> _AIM OF THE TASK_
Gather up every line from the entries below that uses the word "liczbę".

[Extracted data entries]
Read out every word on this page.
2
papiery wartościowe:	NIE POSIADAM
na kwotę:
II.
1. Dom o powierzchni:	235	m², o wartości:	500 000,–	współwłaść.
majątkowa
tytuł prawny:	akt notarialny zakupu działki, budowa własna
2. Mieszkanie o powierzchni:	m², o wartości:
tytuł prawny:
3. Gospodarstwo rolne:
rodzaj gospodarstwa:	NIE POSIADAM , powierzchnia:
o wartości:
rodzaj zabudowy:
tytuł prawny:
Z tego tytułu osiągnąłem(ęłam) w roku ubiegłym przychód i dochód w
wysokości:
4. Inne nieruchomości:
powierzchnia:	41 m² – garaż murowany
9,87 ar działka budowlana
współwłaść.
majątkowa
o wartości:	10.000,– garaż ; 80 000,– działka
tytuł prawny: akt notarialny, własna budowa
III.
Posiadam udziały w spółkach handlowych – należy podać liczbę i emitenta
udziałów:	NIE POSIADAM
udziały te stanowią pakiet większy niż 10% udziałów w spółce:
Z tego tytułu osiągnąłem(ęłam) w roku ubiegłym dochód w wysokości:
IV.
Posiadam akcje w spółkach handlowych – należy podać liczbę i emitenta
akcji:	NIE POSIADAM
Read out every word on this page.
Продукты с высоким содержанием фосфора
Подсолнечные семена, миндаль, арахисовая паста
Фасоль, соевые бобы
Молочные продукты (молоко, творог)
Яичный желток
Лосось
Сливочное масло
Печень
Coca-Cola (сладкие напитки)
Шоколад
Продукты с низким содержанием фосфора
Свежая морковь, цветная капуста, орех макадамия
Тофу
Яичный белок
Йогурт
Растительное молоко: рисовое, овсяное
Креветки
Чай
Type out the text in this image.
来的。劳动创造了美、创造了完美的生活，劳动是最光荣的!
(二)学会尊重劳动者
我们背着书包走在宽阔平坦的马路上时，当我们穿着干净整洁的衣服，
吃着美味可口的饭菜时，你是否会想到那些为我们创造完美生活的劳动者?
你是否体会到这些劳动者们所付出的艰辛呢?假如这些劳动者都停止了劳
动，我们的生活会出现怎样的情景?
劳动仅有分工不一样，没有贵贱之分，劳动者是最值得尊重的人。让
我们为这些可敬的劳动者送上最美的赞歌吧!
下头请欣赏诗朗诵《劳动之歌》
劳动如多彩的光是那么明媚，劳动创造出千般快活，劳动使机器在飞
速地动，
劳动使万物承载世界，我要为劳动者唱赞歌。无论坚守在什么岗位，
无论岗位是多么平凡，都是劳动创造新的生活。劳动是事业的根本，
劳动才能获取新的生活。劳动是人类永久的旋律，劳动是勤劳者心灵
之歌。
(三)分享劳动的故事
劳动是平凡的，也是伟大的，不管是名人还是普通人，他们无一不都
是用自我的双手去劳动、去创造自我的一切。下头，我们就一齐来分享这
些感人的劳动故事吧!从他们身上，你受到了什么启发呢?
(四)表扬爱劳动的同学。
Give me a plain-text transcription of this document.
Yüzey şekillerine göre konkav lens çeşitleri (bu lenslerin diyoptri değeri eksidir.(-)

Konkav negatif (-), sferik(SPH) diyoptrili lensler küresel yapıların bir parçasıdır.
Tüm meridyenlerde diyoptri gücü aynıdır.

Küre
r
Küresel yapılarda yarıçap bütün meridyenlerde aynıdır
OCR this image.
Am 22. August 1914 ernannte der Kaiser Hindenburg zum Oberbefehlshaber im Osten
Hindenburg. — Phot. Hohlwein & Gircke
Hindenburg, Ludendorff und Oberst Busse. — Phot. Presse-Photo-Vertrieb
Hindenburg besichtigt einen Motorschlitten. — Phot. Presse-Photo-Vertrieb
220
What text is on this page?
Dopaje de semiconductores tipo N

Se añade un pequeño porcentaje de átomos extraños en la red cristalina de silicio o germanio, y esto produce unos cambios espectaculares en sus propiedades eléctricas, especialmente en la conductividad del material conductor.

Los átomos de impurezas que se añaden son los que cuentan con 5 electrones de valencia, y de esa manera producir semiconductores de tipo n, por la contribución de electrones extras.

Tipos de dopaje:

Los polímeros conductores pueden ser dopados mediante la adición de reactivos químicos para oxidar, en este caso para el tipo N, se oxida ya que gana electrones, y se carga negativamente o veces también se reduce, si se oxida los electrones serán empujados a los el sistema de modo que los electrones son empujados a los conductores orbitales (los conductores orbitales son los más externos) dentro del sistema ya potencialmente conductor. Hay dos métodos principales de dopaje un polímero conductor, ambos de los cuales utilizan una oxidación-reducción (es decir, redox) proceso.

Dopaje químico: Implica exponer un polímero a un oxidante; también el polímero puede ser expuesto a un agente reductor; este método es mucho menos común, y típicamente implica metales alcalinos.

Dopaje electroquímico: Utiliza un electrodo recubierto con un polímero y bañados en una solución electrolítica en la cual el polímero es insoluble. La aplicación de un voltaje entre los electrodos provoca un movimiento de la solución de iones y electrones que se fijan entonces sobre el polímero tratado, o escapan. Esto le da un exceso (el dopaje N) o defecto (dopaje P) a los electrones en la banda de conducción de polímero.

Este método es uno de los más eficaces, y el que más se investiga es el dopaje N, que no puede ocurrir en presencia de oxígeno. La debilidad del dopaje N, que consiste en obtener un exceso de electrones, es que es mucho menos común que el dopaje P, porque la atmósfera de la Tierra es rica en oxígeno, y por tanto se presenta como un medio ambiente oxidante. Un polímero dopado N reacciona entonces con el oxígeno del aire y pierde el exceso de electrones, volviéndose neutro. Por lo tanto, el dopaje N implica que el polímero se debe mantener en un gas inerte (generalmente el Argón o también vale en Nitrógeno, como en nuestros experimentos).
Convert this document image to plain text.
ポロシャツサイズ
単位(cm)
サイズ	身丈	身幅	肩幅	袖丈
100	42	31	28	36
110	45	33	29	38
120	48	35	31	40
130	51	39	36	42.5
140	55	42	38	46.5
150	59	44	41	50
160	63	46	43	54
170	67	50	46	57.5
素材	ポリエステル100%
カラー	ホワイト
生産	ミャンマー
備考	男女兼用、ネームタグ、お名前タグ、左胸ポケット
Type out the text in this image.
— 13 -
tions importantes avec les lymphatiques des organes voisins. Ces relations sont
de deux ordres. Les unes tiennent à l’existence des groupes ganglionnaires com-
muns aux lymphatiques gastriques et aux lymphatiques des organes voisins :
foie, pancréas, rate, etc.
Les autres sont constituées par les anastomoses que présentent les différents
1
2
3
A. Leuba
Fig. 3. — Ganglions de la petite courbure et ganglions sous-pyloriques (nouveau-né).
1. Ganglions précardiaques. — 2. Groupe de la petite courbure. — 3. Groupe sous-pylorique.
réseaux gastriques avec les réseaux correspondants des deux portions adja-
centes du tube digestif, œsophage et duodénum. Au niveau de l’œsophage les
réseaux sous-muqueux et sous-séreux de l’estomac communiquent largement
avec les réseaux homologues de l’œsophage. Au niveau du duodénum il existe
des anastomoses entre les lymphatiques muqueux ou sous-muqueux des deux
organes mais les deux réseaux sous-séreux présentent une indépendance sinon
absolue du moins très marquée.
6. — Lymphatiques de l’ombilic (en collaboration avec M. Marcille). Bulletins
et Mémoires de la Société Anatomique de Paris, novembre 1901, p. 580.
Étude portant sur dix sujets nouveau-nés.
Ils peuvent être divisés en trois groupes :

> _TASK SOLUTION_
Posiadam udziały w spółkach handlowych – należy podać liczbę i emitenta
Posiadam akcje w spółkach handlowych – należy podać liczbę i emitenta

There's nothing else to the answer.